AIM - Give all the lines below again, exactly, with no pictures.

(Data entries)
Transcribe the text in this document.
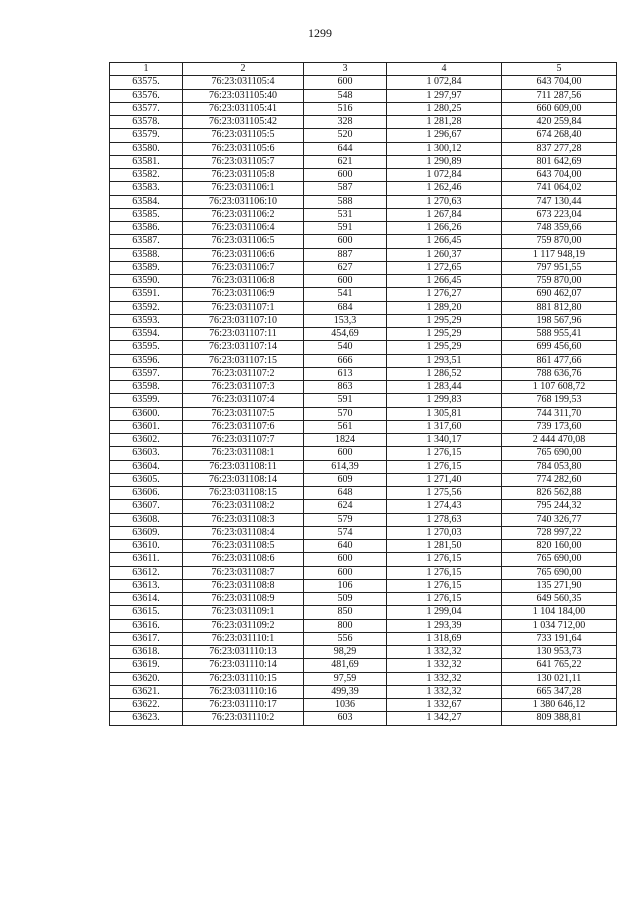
1299
1	2	3	4	5
63575.	76:23:031105:4	600	1 072,84	643 704,00
63576.	76:23:031105:40	548	1 297,97	711 287,56
63577.	76:23:031105:41	516	1 280,25	660 609,00
63578.	76:23:031105:42	328	1 281,28	420 259,84
63579.	76:23:031105:5	520	1 296,67	674 268,40
63580.	76:23:031105:6	644	1 300,12	837 277,28
63581.	76:23:031105:7	621	1 290,89	801 642,69
63582.	76:23:031105:8	600	1 072,84	643 704,00
63583.	76:23:031106:1	587	1 262,46	741 064,02
63584.	76:23:031106:10	588	1 270,63	747 130,44
63585.	76:23:031106:2	531	1 267,84	673 223,04
63586.	76:23:031106:4	591	1 266,26	748 359,66
63587.	76:23:031106:5	600	1 266,45	759 870,00
63588.	76:23:031106:6	887	1 260,37	1 117 948,19
63589.	76:23:031106:7	627	1 272,65	797 951,55
63590.	76:23:031106:8	600	1 266,45	759 870,00
63591.	76:23:031106:9	541	1 276,27	690 462,07
63592.	76:23:031107:1	684	1 289,20	881 812,80
63593.	76:23:031107:10	153,3	1 295,29	198 567,96
63594.	76:23:031107:11	454,69	1 295,29	588 955,41
63595.	76:23:031107:14	540	1 295,29	699 456,60
63596.	76:23:031107:15	666	1 293,51	861 477,66
63597.	76:23:031107:2	613	1 286,52	788 636,76
63598.	76:23:031107:3	863	1 283,44	1 107 608,72
63599.	76:23:031107:4	591	1 299,83	768 199,53
63600.	76:23:031107:5	570	1 305,81	744 311,70
63601.	76:23:031107:6	561	1 317,60	739 173,60
63602.	76:23:031107:7	1824	1 340,17	2 444 470,08
63603.	76:23:031108:1	600	1 276,15	765 690,00
63604.	76:23:031108:11	614,39	1 276,15	784 053,80
63605.	76:23:031108:14	609	1 271,40	774 282,60
63606.	76:23:031108:15	648	1 275,56	826 562,88
63607.	76:23:031108:2	624	1 274,43	795 244,32
63608.	76:23:031108:3	579	1 278,63	740 326,77
63609.	76:23:031108:4	574	1 270,03	728 997,22
63610.	76:23:031108:5	640	1 281,50	820 160,00
63611.	76:23:031108:6	600	1 276,15	765 690,00
63612.	76:23:031108:7	600	1 276,15	765 690,00
63613.	76:23:031108:8	106	1 276,15	135 271,90
63614.	76:23:031108:9	509	1 276,15	649 560,35
63615.	76:23:031109:1	850	1 299,04	1 104 184,00
63616.	76:23:031109:2	800	1 293,39	1 034 712,00
63617.	76:23:031110:1	556	1 318,69	733 191,64
63618.	76:23:031110:13	98,29	1 332,32	130 953,73
63619.	76:23:031110:14	481,69	1 332,32	641 765,22
63620.	76:23:031110:15	97,59	1 332,32	130 021,11
63621.	76:23:031110:16	499,39	1 332,32	665 347,28
63622.	76:23:031110:17	1036	1 332,67	1 380 646,12
63623.	76:23:031110:2	603	1 342,27	809 388,81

EXERCISE RESPONSE -
Transcribe the text in this document.
1299
1	2	3	4	5
63575.	76:23:031105:4	600	1 072,84	643 704,00
63576.	76:23:031105:40	548	1 297,97	711 287,56
63577.	76:23:031105:41	516	1 280,25	660 609,00
63578.	76:23:031105:42	328	1 281,28	420 259,84
63579.	76:23:031105:5	520	1 296,67	674 268,40
63580.	76:23:031105:6	644	1 300,12	837 277,28
63581.	76:23:031105:7	621	1 290,89	801 642,69
63582.	76:23:031105:8	600	1 072,84	643 704,00
63583.	76:23:031106:1	587	1 262,46	741 064,02
63584.	76:23:031106:10	588	1 270,63	747 130,44
63585.	76:23:031106:2	531	1 267,84	673 223,04
63586.	76:23:031106:4	591	1 266,26	748 359,66
63587.	76:23:031106:5	600	1 266,45	759 870,00
63588.	76:23:031106:6	887	1 260,37	1 117 948,19
63589.	76:23:031106:7	627	1 272,65	797 951,55
63590.	76:23:031106:8	600	1 266,45	759 870,00
63591.	76:23:031106:9	541	1 276,27	690 462,07
63592.	76:23:031107:1	684	1 289,20	881 812,80
63593.	76:23:031107:10	153,3	1 295,29	198 567,96
63594.	76:23:031107:11	454,69	1 295,29	588 955,41
63595.	76:23:031107:14	540	1 295,29	699 456,60
63596.	76:23:031107:15	666	1 293,51	861 477,66
63597.	76:23:031107:2	613	1 286,52	788 636,76
63598.	76:23:031107:3	863	1 283,44	1 107 608,72
63599.	76:23:031107:4	591	1 299,83	768 199,53
63600.	76:23:031107:5	570	1 305,81	744 311,70
63601.	76:23:031107:6	561	1 317,60	739 173,60
63602.	76:23:031107:7	1824	1 340,17	2 444 470,08
63603.	76:23:031108:1	600	1 276,15	765 690,00
63604.	76:23:031108:11	614,39	1 276,15	784 053,80
63605.	76:23:031108:14	609	1 271,40	774 282,60
63606.	76:23:031108:15	648	1 275,56	826 562,88
63607.	76:23:031108:2	624	1 274,43	795 244,32
63608.	76:23:031108:3	579	1 278,63	740 326,77
63609.	76:23:031108:4	574	1 270,03	728 997,22
63610.	76:23:031108:5	640	1 281,50	820 160,00
63611.	76:23:031108:6	600	1 276,15	765 690,00
63612.	76:23:031108:7	600	1 276,15	765 690,00
63613.	76:23:031108:8	106	1 276,15	135 271,90
63614.	76:23:031108:9	509	1 276,15	649 560,35
63615.	76:23:031109:1	850	1 299,04	1 104 184,00
63616.	76:23:031109:2	800	1 293,39	1 034 712,00
63617.	76:23:031110:1	556	1 318,69	733 191,64
63618.	76:23:031110:13	98,29	1 332,32	130 953,73
63619.	76:23:031110:14	481,69	1 332,32	641 765,22
63620.	76:23:031110:15	97,59	1 332,32	130 021,11
63621.	76:23:031110:16	499,39	1 332,32	665 347,28
63622.	76:23:031110:17	1036	1 332,67	1 380 646,12
63623.	76:23:031110:2	603	1 342,27	809 388,81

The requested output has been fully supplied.